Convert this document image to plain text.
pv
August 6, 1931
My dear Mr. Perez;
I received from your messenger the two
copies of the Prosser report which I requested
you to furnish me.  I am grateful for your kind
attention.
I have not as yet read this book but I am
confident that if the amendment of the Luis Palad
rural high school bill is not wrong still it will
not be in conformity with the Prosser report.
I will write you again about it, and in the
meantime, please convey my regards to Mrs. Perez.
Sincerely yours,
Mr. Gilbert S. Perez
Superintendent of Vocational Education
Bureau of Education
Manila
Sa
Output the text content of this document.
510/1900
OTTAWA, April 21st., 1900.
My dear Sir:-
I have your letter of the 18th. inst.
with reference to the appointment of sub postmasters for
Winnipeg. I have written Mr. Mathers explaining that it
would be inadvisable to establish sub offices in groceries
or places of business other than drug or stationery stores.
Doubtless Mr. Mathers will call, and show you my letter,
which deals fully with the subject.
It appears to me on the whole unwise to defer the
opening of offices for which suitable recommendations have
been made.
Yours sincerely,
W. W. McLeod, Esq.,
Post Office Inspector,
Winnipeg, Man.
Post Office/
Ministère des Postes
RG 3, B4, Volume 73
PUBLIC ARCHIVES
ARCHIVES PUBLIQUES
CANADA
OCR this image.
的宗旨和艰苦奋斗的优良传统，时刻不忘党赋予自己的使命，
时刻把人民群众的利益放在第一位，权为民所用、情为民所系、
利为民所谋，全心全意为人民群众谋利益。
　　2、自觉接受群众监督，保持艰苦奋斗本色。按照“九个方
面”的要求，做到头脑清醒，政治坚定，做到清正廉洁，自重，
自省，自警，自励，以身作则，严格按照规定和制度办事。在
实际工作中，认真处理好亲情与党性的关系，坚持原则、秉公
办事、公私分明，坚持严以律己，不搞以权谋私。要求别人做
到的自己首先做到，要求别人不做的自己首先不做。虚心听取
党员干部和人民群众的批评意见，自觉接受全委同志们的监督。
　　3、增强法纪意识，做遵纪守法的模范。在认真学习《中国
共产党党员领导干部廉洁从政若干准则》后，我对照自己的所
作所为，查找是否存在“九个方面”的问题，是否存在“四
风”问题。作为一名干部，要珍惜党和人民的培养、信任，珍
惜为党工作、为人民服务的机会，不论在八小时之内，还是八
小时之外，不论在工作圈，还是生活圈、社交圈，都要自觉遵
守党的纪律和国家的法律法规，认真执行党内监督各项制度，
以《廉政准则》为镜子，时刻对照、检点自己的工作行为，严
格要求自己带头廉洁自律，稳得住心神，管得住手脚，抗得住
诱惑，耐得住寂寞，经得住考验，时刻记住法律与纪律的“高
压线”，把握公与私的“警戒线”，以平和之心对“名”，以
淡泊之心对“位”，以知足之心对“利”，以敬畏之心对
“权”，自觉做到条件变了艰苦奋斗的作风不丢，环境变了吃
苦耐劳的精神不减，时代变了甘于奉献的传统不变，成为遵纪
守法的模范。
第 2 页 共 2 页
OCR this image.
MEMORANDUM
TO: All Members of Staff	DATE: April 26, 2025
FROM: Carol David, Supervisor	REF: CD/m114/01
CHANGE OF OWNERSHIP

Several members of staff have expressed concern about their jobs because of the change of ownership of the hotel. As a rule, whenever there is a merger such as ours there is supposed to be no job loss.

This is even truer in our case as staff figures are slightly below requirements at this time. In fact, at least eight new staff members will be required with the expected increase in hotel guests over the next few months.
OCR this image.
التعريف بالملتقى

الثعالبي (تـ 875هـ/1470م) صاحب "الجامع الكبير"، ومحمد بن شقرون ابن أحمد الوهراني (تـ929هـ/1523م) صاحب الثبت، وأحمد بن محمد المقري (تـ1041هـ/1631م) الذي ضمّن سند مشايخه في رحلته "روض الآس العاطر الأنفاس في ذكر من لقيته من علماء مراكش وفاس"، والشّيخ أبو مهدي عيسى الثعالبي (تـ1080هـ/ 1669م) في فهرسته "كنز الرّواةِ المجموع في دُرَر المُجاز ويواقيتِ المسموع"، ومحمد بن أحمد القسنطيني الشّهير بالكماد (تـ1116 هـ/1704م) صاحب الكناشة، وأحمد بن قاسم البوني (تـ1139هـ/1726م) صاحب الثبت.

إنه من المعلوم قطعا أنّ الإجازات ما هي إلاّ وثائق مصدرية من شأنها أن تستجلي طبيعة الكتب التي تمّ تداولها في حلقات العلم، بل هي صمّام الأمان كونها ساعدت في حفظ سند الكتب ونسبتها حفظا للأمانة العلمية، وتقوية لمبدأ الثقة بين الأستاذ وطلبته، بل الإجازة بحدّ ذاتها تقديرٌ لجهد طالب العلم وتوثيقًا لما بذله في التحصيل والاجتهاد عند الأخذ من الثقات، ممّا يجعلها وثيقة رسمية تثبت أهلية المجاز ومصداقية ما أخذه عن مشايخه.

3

***

*WORK TO BE COMPLETED*. Repeat the listing in full, keeping every line exactly as it is.

*SOLUTION FOR THIS TASK*.
Convert this document image to plain text.
pv
August 6, 1931
My dear Mr. Perez;
I received from your messenger the two
copies of the Prosser report which I requested
you to furnish me.  I am grateful for your kind
attention.
I have not as yet read this book but I am
confident that if the amendment of the Luis Palad
rural high school bill is not wrong still it will
not be in conformity with the Prosser report.
I will write you again about it, and in the
meantime, please convey my regards to Mrs. Perez.
Sincerely yours,
Mr. Gilbert S. Perez
Superintendent of Vocational Education
Bureau of Education
Manila
Sa
Output the text content of this document.
510/1900
OTTAWA, April 21st., 1900.
My dear Sir:-
I have your letter of the 18th. inst.
with reference to the appointment of sub postmasters for
Winnipeg. I have written Mr. Mathers explaining that it
would be inadvisable to establish sub offices in groceries
or places of business other than drug or stationery stores.
Doubtless Mr. Mathers will call, and show you my letter,
which deals fully with the subject.
It appears to me on the whole unwise to defer the
opening of offices for which suitable recommendations have
been made.
Yours sincerely,
W. W. McLeod, Esq.,
Post Office Inspector,
Winnipeg, Man.
Post Office/
Ministère des Postes
RG 3, B4, Volume 73
PUBLIC ARCHIVES
ARCHIVES PUBLIQUES
CANADA
OCR this image.
的宗旨和艰苦奋斗的优良传统，时刻不忘党赋予自己的使命，
时刻把人民群众的利益放在第一位，权为民所用、情为民所系、
利为民所谋，全心全意为人民群众谋利益。
　　2、自觉接受群众监督，保持艰苦奋斗本色。按照“九个方
面”的要求，做到头脑清醒，政治坚定，做到清正廉洁，自重，
自省，自警，自励，以身作则，严格按照规定和制度办事。在
实际工作中，认真处理好亲情与党性的关系，坚持原则、秉公
办事、公私分明，坚持严以律己，不搞以权谋私。要求别人做
到的自己首先做到，要求别人不做的自己首先不做。虚心听取
党员干部和人民群众的批评意见，自觉接受全委同志们的监督。
　　3、增强法纪意识，做遵纪守法的模范。在认真学习《中国
共产党党员领导干部廉洁从政若干准则》后，我对照自己的所
作所为，查找是否存在“九个方面”的问题，是否存在“四
风”问题。作为一名干部，要珍惜党和人民的培养、信任，珍
惜为党工作、为人民服务的机会，不论在八小时之内，还是八
小时之外，不论在工作圈，还是生活圈、社交圈，都要自觉遵
守党的纪律和国家的法律法规，认真执行党内监督各项制度，
以《廉政准则》为镜子，时刻对照、检点自己的工作行为，严
格要求自己带头廉洁自律，稳得住心神，管得住手脚，抗得住
诱惑，耐得住寂寞，经得住考验，时刻记住法律与纪律的“高
压线”，把握公与私的“警戒线”，以平和之心对“名”，以
淡泊之心对“位”，以知足之心对“利”，以敬畏之心对
“权”，自觉做到条件变了艰苦奋斗的作风不丢，环境变了吃
苦耐劳的精神不减，时代变了甘于奉献的传统不变，成为遵纪
守法的模范。
第 2 页 共 2 页
OCR this image.
MEMORANDUM
TO: All Members of Staff	DATE: April 26, 2025
FROM: Carol David, Supervisor	REF: CD/m114/01
CHANGE OF OWNERSHIP

Several members of staff have expressed concern about their jobs because of the change of ownership of the hotel. As a rule, whenever there is a merger such as ours there is supposed to be no job loss.

This is even truer in our case as staff figures are slightly below requirements at this time. In fact, at least eight new staff members will be required with the expected increase in hotel guests over the next few months.
OCR this image.
التعريف بالملتقى

الثعالبي (تـ 875هـ/1470م) صاحب "الجامع الكبير"، ومحمد بن شقرون ابن أحمد الوهراني (تـ929هـ/1523م) صاحب الثبت، وأحمد بن محمد المقري (تـ1041هـ/1631م) الذي ضمّن سند مشايخه في رحلته "روض الآس العاطر الأنفاس في ذكر من لقيته من علماء مراكش وفاس"، والشّيخ أبو مهدي عيسى الثعالبي (تـ1080هـ/ 1669م) في فهرسته "كنز الرّواةِ المجموع في دُرَر المُجاز ويواقيتِ المسموع"، ومحمد بن أحمد القسنطيني الشّهير بالكماد (تـ1116 هـ/1704م) صاحب الكناشة، وأحمد بن قاسم البوني (تـ1139هـ/1726م) صاحب الثبت.

إنه من المعلوم قطعا أنّ الإجازات ما هي إلاّ وثائق مصدرية من شأنها أن تستجلي طبيعة الكتب التي تمّ تداولها في حلقات العلم، بل هي صمّام الأمان كونها ساعدت في حفظ سند الكتب ونسبتها حفظا للأمانة العلمية، وتقوية لمبدأ الثقة بين الأستاذ وطلبته، بل الإجازة بحدّ ذاتها تقديرٌ لجهد طالب العلم وتوثيقًا لما بذله في التحصيل والاجتهاد عند الأخذ من الثقات، ممّا يجعلها وثيقة رسمية تثبت أهلية المجاز ومصداقية ما أخذه عن مشايخه.

3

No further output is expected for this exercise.